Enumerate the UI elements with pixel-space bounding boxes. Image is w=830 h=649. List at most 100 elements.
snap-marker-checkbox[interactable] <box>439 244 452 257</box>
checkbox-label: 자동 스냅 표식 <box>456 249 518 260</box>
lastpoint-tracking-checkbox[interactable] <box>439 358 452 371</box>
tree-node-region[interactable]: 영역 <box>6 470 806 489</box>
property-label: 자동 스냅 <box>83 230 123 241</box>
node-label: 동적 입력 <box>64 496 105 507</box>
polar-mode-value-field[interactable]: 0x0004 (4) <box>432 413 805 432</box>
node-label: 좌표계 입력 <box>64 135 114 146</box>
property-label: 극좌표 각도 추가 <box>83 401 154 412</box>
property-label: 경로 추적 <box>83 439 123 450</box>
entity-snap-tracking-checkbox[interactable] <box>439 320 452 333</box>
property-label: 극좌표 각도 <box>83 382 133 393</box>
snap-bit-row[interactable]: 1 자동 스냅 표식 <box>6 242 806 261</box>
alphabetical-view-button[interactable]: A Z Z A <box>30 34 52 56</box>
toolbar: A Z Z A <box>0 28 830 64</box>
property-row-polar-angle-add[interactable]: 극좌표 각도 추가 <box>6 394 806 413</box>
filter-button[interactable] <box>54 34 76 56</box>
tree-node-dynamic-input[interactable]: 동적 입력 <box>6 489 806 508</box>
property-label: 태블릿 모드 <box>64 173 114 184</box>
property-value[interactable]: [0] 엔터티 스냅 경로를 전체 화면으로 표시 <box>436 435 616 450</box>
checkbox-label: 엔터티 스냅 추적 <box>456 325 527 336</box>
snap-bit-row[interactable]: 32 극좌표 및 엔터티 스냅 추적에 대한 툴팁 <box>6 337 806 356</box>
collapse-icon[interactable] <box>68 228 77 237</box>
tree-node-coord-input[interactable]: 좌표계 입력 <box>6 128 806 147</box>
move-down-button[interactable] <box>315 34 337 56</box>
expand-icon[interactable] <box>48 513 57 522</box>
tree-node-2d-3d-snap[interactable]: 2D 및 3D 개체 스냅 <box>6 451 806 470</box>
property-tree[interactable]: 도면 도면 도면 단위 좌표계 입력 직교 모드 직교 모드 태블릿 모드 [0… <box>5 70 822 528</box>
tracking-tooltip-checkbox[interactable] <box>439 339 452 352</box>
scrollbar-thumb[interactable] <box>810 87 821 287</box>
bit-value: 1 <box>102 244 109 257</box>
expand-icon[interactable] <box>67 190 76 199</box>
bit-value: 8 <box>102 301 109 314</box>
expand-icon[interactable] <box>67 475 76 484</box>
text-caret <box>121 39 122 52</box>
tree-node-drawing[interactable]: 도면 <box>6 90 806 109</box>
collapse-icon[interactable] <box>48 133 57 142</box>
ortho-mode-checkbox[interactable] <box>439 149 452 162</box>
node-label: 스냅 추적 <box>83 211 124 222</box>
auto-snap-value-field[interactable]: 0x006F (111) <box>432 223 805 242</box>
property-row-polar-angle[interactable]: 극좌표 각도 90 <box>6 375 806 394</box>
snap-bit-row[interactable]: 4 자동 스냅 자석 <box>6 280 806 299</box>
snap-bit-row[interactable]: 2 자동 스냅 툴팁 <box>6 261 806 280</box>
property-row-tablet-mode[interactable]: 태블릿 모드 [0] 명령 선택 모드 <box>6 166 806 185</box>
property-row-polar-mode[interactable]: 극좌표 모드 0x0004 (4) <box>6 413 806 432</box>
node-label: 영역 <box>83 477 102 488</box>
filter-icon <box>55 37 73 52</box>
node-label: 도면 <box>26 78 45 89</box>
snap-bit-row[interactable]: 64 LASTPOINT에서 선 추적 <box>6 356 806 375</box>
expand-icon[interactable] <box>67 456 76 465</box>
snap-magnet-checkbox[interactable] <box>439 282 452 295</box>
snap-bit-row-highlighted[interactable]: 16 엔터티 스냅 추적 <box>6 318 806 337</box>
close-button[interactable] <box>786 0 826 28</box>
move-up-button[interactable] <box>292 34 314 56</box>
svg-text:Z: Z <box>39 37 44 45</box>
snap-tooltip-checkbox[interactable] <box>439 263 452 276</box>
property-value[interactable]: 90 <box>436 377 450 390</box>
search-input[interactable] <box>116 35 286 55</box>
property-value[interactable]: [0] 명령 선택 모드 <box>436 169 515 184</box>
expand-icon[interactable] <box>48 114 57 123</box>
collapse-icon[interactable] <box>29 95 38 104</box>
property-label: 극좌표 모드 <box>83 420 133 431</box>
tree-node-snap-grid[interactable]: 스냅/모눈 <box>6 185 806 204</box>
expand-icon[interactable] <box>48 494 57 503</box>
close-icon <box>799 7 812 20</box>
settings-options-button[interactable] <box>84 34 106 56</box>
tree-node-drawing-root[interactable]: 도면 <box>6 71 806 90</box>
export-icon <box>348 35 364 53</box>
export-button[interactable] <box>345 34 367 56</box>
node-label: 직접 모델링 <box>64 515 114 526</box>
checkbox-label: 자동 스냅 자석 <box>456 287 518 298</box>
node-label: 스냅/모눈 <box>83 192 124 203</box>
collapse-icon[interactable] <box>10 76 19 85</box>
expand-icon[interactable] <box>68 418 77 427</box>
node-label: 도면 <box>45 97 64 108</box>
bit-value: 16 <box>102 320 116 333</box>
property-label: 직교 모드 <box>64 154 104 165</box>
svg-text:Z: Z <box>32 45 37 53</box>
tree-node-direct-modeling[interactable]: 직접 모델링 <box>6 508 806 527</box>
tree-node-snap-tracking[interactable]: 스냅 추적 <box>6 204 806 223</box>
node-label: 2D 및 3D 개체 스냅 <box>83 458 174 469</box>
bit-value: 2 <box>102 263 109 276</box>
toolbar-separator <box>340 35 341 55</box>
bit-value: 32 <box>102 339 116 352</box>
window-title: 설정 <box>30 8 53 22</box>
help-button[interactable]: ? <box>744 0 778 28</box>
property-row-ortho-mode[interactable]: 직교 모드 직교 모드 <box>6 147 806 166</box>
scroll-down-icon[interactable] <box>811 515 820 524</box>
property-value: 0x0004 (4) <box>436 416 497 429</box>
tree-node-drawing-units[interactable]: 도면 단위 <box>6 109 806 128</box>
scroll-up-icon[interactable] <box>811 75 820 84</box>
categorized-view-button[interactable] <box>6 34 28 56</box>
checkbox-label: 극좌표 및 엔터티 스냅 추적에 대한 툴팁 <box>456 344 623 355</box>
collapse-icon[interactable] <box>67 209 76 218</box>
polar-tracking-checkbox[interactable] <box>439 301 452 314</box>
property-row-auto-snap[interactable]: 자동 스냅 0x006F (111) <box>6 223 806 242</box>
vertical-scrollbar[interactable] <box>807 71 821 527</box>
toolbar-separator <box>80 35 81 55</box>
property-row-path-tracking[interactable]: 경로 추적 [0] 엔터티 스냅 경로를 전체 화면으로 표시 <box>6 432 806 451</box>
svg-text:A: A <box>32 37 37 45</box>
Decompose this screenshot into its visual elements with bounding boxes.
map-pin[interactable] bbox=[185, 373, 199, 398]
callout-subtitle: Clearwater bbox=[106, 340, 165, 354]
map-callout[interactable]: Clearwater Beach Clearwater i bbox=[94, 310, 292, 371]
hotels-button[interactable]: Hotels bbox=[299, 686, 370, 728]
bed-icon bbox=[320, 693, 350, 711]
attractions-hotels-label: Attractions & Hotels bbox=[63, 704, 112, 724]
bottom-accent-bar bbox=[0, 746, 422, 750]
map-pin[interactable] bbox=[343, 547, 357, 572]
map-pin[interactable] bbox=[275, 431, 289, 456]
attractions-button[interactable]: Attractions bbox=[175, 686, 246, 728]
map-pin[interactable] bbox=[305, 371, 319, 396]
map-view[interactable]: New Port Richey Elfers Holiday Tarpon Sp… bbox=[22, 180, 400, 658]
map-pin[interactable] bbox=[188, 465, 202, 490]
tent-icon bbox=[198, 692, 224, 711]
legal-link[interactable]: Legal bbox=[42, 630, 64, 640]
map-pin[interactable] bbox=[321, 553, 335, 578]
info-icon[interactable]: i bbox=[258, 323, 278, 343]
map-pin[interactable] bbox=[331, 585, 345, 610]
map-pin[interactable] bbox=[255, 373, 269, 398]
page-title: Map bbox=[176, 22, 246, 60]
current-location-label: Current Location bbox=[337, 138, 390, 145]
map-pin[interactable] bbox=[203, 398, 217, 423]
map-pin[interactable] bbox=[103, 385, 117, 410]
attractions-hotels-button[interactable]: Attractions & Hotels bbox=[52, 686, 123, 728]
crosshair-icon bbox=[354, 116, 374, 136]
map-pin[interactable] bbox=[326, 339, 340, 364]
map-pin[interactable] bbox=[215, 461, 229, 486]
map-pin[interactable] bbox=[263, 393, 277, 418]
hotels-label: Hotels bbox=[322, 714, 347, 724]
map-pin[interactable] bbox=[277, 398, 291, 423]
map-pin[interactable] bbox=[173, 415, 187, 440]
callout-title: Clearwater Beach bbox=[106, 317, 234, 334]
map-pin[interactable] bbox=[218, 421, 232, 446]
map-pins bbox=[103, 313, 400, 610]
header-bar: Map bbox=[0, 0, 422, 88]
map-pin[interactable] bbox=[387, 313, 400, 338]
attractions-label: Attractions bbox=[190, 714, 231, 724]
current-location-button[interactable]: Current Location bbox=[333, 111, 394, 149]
■ ■ ■
▶ _Written task_: Find every line in the entries that contains the string "close", and copy each such line. Matching is case-sensitive.

▶ _Written answer_:
close-button[interactable] <box>786 0 826 28</box>
close-icon <box>799 7 812 20</box>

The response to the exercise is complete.